Stated goal
Restate the entries below verbatim.

Dataset entries on figures

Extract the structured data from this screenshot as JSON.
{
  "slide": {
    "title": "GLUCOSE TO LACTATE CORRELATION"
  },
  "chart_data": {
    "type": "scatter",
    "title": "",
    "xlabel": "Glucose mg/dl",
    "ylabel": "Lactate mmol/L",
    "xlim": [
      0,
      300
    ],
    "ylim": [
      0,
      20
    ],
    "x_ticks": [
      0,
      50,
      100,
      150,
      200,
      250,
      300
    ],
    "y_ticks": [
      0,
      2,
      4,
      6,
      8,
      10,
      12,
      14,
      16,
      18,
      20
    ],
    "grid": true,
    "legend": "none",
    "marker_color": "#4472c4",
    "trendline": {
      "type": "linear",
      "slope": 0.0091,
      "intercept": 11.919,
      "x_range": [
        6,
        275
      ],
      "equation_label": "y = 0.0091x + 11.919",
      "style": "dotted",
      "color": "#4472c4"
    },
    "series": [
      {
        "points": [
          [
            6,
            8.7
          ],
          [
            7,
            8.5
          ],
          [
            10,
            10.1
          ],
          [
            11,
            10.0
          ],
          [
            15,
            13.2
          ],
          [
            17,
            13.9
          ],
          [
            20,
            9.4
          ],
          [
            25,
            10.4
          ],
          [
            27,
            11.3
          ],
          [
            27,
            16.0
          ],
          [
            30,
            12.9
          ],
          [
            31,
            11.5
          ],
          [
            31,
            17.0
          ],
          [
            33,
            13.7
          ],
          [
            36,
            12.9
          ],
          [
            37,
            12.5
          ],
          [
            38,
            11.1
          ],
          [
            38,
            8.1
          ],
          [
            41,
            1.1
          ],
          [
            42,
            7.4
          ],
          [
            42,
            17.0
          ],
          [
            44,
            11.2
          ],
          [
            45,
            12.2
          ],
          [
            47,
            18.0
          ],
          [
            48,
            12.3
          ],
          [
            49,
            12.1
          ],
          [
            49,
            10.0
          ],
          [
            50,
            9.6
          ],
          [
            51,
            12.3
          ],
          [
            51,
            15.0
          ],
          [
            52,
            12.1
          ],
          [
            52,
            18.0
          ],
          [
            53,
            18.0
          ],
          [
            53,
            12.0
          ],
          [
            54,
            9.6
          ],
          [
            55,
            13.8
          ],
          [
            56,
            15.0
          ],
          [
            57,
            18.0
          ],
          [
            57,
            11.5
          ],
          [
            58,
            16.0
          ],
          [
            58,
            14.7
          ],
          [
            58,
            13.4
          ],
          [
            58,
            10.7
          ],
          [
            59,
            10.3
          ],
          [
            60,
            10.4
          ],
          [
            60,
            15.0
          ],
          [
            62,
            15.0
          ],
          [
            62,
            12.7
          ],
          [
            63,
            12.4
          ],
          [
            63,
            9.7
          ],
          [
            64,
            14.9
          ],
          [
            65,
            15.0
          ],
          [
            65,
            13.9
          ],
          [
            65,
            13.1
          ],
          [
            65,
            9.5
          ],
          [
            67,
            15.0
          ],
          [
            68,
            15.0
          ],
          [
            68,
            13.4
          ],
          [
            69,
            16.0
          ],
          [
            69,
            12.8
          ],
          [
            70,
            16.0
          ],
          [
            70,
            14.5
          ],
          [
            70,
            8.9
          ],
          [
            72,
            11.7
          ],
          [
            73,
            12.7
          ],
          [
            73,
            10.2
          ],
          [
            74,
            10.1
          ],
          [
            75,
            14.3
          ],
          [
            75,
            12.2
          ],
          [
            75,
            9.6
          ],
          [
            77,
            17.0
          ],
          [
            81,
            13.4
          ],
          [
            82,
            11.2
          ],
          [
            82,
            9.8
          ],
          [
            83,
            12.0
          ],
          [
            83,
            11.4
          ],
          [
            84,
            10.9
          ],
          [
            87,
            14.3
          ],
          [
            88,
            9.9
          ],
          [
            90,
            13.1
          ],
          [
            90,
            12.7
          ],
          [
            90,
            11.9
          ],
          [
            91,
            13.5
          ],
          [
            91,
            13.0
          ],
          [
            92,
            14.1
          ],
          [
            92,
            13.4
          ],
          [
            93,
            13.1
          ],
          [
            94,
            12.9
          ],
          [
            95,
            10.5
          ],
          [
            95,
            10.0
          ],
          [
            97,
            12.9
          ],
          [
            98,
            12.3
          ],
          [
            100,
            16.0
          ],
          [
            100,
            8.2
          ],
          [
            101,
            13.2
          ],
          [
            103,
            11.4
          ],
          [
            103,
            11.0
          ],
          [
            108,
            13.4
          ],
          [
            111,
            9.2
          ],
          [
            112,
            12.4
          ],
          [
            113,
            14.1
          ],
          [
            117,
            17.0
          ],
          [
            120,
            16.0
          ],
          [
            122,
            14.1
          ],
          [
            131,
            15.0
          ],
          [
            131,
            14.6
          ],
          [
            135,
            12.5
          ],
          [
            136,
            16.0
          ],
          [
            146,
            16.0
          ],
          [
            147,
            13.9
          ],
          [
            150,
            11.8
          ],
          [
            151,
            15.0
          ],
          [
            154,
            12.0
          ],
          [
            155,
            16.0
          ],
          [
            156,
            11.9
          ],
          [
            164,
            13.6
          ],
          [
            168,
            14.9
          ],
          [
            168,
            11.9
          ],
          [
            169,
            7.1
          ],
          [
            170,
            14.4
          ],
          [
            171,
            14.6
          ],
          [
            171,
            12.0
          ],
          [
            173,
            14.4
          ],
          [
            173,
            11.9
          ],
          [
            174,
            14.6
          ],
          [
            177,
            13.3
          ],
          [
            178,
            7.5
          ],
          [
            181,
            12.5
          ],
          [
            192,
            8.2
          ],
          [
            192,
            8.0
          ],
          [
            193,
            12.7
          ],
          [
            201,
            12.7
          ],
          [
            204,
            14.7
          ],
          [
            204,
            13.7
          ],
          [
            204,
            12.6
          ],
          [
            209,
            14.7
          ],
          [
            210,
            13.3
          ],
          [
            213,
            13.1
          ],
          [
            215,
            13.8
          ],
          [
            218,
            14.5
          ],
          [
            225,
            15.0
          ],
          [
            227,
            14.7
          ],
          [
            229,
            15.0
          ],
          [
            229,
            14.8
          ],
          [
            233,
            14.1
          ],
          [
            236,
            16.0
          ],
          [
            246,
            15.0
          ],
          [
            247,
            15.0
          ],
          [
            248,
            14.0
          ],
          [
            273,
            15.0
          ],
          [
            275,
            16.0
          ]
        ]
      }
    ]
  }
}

Finished exercise
Extract the structured data from this screenshot as JSON.
{
  "slide": {
    "title": "GLUCOSE TO LACTATE CORRELATION"
  },
  "chart_data": {
    "type": "scatter",
    "title": "",
    "xlabel": "Glucose mg/dl",
    "ylabel": "Lactate mmol/L",
    "xlim": [
      0,
      300
    ],
    "ylim": [
      0,
      20
    ],
    "x_ticks": [
      0,
      50,
      100,
      150,
      200,
      250,
      300
    ],
    "y_ticks": [
      0,
      2,
      4,
      6,
      8,
      10,
      12,
      14,
      16,
      18,
      20
    ],
    "grid": true,
    "legend": "none",
    "marker_color": "#4472c4",
    "trendline": {
      "type": "linear",
      "slope": 0.0091,
      "intercept": 11.919,
      "x_range": [
        6,
        275
      ],
      "equation_label": "y = 0.0091x + 11.919",
      "style": "dotted",
      "color": "#4472c4"
    },
    "series": [
      {
        "points": [
          [
            6,
            8.7
          ],
          [
            7,
            8.5
          ],
          [
            10,
            10.1
          ],
          [
            11,
            10.0
          ],
          [
            15,
            13.2
          ],
          [
            17,
            13.9
          ],
          [
            20,
            9.4
          ],
          [
            25,
            10.4
          ],
          [
            27,
            11.3
          ],
          [
            27,
            16.0
          ],
          [
            30,
            12.9
          ],
          [
            31,
            11.5
          ],
          [
            31,
            17.0
          ],
          [
            33,
            13.7
          ],
          [
            36,
            12.9
          ],
          [
            37,
            12.5
          ],
          [
            38,
            11.1
          ],
          [
            38,
            8.1
          ],
          [
            41,
            1.1
          ],
          [
            42,
            7.4
          ],
          [
            42,
            17.0
          ],
          [
            44,
            11.2
          ],
          [
            45,
            12.2
          ],
          [
            47,
            18.0
          ],
          [
            48,
            12.3
          ],
          [
            49,
            12.1
          ],
          [
            49,
            10.0
          ],
          [
            50,
            9.6
          ],
          [
            51,
            12.3
          ],
          [
            51,
            15.0
          ],
          [
            52,
            12.1
          ],
          [
            52,
            18.0
          ],
          [
            53,
            18.0
          ],
          [
            53,
            12.0
          ],
          [
            54,
            9.6
          ],
          [
            55,
            13.8
          ],
          [
            56,
            15.0
          ],
          [
            57,
            18.0
          ],
          [
            57,
            11.5
          ],
          [
            58,
            16.0
          ],
          [
            58,
            14.7
          ],
          [
            58,
            13.4
          ],
          [
            58,
            10.7
          ],
          [
            59,
            10.3
          ],
          [
            60,
            10.4
          ],
          [
            60,
            15.0
          ],
          [
            62,
            15.0
          ],
          [
            62,
            12.7
          ],
          [
            63,
            12.4
          ],
          [
            63,
            9.7
          ],
          [
            64,
            14.9
          ],
          [
            65,
            15.0
          ],
          [
            65,
            13.9
          ],
          [
            65,
            13.1
          ],
          [
            65,
            9.5
          ],
          [
            67,
            15.0
          ],
          [
            68,
            15.0
          ],
          [
            68,
            13.4
          ],
          [
            69,
            16.0
          ],
          [
            69,
            12.8
          ],
          [
            70,
            16.0
          ],
          [
            70,
            14.5
          ],
          [
            70,
            8.9
          ],
          [
            72,
            11.7
          ],
          [
            73,
            12.7
          ],
          [
            73,
            10.2
          ],
          [
            74,
            10.1
          ],
          [
            75,
            14.3
          ],
          [
            75,
            12.2
          ],
          [
            75,
            9.6
          ],
          [
            77,
            17.0
          ],
          [
            81,
            13.4
          ],
          [
            82,
            11.2
          ],
          [
            82,
            9.8
          ],
          [
            83,
            12.0
          ],
          [
            83,
            11.4
          ],
          [
            84,
            10.9
          ],
          [
            87,
            14.3
          ],
          [
            88,
            9.9
          ],
          [
            90,
            13.1
          ],
          [
            90,
            12.7
          ],
          [
            90,
            11.9
          ],
          [
            91,
            13.5
          ],
          [
            91,
            13.0
          ],
          [
            92,
            14.1
          ],
          [
            92,
            13.4
          ],
          [
            93,
            13.1
          ],
          [
            94,
            12.9
          ],
          [
            95,
            10.5
          ],
          [
            95,
            10.0
          ],
          [
            97,
            12.9
          ],
          [
            98,
            12.3
          ],
          [
            100,
            16.0
          ],
          [
            100,
            8.2
          ],
          [
            101,
            13.2
          ],
          [
            103,
            11.4
          ],
          [
            103,
            11.0
          ],
          [
            108,
            13.4
          ],
          [
            111,
            9.2
          ],
          [
            112,
            12.4
          ],
          [
            113,
            14.1
          ],
          [
            117,
            17.0
          ],
          [
            120,
            16.0
          ],
          [
            122,
            14.1
          ],
          [
            131,
            15.0
          ],
          [
            131,
            14.6
          ],
          [
            135,
            12.5
          ],
          [
            136,
            16.0
          ],
          [
            146,
            16.0
          ],
          [
            147,
            13.9
          ],
          [
            150,
            11.8
          ],
          [
            151,
            15.0
          ],
          [
            154,
            12.0
          ],
          [
            155,
            16.0
          ],
          [
            156,
            11.9
          ],
          [
            164,
            13.6
          ],
          [
            168,
            14.9
          ],
          [
            168,
            11.9
          ],
          [
            169,
            7.1
          ],
          [
            170,
            14.4
          ],
          [
            171,
            14.6
          ],
          [
            171,
            12.0
          ],
          [
            173,
            14.4
          ],
          [
            173,
            11.9
          ],
          [
            174,
            14.6
          ],
          [
            177,
            13.3
          ],
          [
            178,
            7.5
          ],
          [
            181,
            12.5
          ],
          [
            192,
            8.2
          ],
          [
            192,
            8.0
          ],
          [
            193,
            12.7
          ],
          [
            201,
            12.7
          ],
          [
            204,
            14.7
          ],
          [
            204,
            13.7
          ],
          [
            204,
            12.6
          ],
          [
            209,
            14.7
          ],
          [
            210,
            13.3
          ],
          [
            213,
            13.1
          ],
          [
            215,
            13.8
          ],
          [
            218,
            14.5
          ],
          [
            225,
            15.0
          ],
          [
            227,
            14.7
          ],
          [
            229,
            15.0
          ],
          [
            229,
            14.8
          ],
          [
            233,
            14.1
          ],
          [
            236,
            16.0
          ],
          [
            246,
            15.0
          ],
          [
            247,
            15.0
          ],
          [
            248,
            14.0
          ],
          [
            273,
            15.0
          ],
          [
            275,
            16.0
          ]
        ]
      }
    ]
  }
}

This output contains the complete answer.